## DIRECTIVE
Find the word "obecnie" in the records below. List each line containing it.

## GIVEN INFORMATION
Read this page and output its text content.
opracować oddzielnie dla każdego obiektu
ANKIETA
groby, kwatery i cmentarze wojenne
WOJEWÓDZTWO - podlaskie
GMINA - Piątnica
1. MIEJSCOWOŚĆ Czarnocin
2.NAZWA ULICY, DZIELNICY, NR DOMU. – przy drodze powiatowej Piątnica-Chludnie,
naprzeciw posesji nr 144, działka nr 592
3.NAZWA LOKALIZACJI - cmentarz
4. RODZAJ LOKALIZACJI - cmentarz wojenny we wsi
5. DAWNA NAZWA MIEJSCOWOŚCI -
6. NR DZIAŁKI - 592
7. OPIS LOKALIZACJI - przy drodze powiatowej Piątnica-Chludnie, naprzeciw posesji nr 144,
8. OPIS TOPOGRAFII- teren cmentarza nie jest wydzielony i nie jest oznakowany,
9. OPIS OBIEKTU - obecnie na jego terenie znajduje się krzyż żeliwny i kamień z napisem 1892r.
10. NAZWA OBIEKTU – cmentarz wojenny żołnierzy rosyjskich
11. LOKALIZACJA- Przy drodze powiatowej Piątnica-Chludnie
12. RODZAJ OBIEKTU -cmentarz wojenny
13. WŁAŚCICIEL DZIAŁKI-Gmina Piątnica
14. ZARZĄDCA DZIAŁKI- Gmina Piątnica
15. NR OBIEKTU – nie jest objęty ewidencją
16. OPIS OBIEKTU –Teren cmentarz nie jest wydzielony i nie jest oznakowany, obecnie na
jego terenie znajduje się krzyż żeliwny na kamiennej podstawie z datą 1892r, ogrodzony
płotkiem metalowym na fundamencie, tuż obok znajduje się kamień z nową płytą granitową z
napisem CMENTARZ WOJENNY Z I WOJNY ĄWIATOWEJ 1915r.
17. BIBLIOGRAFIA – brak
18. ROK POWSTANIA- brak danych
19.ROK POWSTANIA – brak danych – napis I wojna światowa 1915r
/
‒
---
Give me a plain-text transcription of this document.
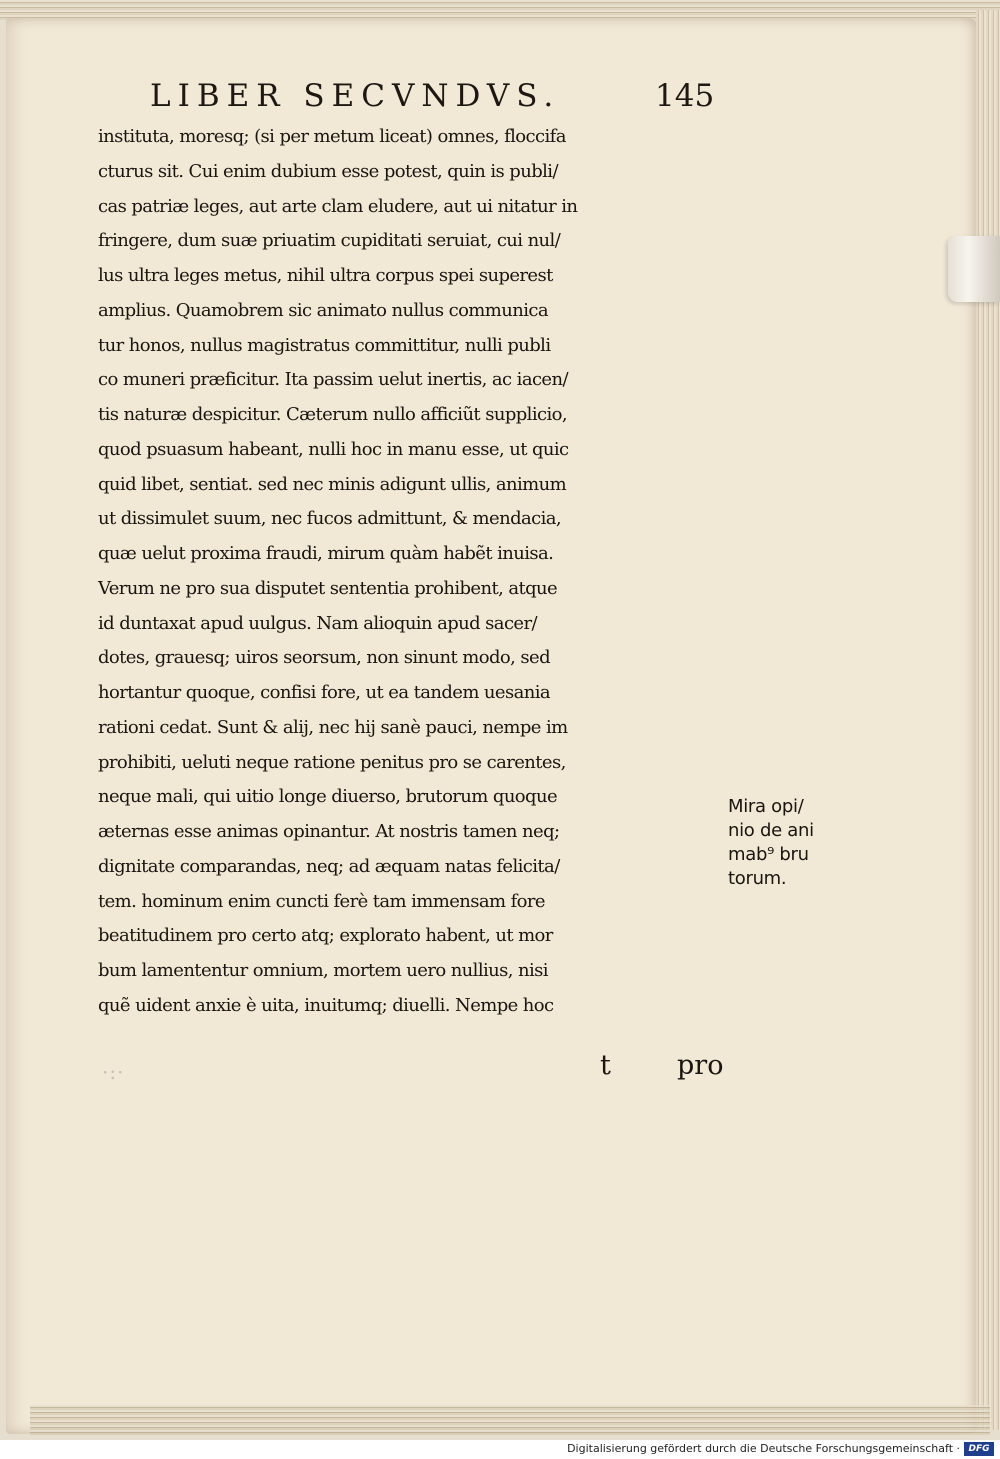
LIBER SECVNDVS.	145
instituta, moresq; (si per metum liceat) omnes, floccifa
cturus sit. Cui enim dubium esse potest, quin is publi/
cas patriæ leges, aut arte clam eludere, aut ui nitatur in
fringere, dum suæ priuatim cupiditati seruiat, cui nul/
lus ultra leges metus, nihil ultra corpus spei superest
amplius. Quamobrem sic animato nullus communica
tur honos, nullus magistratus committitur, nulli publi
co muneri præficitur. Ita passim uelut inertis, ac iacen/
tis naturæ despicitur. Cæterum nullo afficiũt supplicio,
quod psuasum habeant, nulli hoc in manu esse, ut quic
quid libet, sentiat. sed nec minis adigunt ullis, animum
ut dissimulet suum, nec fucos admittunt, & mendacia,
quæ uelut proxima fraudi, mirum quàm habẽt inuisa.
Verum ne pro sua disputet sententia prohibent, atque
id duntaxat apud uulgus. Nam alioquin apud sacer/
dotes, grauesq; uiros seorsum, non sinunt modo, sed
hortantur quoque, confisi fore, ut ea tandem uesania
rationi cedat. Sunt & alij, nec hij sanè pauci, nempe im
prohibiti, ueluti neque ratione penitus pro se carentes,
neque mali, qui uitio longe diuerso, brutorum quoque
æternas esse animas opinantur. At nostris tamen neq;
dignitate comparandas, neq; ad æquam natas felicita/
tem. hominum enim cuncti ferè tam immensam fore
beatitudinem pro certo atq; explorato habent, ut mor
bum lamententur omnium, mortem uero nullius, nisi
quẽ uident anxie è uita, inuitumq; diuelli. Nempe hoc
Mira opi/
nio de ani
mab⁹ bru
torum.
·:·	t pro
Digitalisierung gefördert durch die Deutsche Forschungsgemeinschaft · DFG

## THE SOLUTION
9. OPIS OBIEKTU - obecnie na jego terenie znajduje się krzyż żeliwny i kamień z napisem 1892r.
16. OPIS OBIEKTU –Teren cmentarz nie jest wydzielony i nie jest oznakowany, obecnie na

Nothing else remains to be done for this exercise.